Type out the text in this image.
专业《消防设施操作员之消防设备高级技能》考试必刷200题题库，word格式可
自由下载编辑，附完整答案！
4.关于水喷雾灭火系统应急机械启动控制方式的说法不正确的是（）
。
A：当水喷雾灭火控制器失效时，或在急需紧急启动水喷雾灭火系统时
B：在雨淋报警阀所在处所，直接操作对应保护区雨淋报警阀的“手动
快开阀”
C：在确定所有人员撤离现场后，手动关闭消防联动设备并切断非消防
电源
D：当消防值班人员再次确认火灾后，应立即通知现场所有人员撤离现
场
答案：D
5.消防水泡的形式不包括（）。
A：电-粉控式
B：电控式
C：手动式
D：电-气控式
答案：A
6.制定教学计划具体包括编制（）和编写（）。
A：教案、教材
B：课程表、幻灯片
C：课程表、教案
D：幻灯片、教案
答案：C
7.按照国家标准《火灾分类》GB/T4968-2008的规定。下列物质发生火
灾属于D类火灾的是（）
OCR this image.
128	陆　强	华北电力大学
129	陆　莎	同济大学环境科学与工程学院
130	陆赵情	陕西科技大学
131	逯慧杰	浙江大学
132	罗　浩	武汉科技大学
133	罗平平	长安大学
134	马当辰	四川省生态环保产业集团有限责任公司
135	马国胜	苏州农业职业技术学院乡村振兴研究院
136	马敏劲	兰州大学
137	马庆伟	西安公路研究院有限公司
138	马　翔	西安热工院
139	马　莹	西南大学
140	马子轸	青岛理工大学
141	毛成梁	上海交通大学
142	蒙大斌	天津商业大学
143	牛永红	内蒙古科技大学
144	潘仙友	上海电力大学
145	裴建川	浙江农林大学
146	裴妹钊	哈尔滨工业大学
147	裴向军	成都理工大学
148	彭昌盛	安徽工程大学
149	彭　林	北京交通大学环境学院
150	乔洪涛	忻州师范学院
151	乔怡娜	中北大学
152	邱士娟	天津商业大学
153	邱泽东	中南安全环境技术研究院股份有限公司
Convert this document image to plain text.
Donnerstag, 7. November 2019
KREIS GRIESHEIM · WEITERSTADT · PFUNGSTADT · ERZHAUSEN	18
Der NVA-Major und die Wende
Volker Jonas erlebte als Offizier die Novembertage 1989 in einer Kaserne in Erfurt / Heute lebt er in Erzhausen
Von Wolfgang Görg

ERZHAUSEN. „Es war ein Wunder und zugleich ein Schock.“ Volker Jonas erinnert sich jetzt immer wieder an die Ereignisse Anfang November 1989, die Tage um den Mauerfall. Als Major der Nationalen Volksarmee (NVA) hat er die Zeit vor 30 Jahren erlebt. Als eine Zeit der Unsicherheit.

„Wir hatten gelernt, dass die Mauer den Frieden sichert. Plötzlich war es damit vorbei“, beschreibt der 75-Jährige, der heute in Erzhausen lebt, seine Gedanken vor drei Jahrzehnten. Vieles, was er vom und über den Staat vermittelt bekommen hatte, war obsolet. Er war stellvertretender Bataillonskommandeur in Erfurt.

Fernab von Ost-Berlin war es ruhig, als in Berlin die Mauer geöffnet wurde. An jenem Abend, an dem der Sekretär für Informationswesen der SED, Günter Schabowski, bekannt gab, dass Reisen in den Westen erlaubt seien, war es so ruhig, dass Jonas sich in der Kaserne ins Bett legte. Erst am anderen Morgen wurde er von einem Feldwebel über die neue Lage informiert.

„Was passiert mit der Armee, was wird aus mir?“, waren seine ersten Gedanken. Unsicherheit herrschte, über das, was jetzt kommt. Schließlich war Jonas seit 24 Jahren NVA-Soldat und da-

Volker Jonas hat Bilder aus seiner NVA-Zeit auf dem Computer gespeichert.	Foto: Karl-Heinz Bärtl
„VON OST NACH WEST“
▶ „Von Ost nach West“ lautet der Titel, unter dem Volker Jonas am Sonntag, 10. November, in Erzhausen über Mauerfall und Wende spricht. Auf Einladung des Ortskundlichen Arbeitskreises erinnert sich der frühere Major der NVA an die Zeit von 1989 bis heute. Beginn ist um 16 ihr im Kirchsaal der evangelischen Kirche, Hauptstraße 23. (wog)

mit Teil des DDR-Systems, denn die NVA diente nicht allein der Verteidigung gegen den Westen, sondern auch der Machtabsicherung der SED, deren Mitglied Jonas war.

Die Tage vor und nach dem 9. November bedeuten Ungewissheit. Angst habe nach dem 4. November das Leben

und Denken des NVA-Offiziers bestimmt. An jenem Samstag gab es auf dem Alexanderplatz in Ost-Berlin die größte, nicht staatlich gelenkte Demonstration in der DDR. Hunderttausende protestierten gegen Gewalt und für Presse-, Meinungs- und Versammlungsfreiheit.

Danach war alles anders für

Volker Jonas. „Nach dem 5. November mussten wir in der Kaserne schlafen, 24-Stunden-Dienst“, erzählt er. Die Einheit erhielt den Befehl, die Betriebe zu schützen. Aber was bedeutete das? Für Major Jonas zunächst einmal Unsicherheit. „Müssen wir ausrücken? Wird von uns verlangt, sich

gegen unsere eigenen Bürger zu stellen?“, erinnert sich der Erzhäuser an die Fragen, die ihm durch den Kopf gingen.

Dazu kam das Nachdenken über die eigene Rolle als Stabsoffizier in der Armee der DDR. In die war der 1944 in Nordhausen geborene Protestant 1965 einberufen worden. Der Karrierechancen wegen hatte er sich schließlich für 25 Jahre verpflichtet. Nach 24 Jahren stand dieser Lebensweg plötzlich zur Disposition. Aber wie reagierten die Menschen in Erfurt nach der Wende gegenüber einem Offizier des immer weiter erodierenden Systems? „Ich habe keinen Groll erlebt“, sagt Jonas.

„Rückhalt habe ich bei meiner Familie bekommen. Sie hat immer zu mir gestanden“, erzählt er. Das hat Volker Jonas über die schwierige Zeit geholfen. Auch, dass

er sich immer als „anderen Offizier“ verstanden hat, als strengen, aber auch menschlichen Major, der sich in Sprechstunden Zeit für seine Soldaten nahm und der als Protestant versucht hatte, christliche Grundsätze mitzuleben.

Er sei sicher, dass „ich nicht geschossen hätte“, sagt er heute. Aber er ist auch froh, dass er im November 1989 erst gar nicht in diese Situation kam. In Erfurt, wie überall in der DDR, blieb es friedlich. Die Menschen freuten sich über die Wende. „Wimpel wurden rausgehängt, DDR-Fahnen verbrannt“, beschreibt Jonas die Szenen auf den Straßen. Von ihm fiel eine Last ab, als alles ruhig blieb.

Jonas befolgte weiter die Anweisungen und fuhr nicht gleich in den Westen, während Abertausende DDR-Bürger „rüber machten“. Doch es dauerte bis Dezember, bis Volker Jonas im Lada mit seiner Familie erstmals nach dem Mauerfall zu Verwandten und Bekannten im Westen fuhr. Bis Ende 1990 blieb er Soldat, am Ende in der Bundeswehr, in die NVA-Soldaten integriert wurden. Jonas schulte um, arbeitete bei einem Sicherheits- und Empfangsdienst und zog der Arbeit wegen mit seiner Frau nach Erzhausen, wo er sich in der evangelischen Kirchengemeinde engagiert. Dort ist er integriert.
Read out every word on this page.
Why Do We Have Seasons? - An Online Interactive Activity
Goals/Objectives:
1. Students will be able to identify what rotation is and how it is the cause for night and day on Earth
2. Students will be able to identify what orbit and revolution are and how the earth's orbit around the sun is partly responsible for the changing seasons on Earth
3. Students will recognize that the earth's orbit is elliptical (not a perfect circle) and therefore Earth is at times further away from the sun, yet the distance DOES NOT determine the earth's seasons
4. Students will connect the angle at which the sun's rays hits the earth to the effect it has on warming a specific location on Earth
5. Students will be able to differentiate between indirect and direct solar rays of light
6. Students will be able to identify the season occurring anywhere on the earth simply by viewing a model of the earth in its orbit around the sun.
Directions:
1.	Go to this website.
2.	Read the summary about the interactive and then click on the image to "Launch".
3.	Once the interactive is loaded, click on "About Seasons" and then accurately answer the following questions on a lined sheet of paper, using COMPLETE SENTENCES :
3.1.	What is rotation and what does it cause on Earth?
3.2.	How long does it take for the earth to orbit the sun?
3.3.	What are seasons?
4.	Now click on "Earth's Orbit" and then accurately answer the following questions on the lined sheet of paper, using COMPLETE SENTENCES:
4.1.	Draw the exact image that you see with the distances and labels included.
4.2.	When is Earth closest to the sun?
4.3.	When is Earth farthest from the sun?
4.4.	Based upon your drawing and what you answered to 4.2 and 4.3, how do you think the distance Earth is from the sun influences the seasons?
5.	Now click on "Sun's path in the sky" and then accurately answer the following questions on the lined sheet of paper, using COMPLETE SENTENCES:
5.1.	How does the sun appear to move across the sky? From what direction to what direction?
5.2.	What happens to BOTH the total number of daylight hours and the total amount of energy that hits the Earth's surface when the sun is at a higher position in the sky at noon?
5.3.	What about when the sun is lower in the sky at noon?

• DIRECTIONS FOR THIS TASK:
Pull every line containing "rays" out of the records.

• REPLY TO THE EXERCISE:
4. Students will connect the angle at which the sun's rays hits the earth to the effect it has on warming a specific location on Earth
5. Students will be able to differentiate between indirect and direct solar rays of light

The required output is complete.